Supplied data:
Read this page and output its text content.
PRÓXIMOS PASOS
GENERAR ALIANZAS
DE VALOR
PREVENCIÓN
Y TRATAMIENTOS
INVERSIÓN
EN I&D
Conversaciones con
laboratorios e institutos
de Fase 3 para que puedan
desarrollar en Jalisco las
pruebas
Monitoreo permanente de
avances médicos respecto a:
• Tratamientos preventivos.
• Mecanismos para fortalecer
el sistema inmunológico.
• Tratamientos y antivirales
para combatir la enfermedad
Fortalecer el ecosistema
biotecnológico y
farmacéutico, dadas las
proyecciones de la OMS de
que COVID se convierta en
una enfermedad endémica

Assigned task: Show the lines of the entries that include the string "para", copying each in full.

Task answer:
de Fase 3 para que puedan
• Mecanismos para fortalecer
para combatir la enfermedad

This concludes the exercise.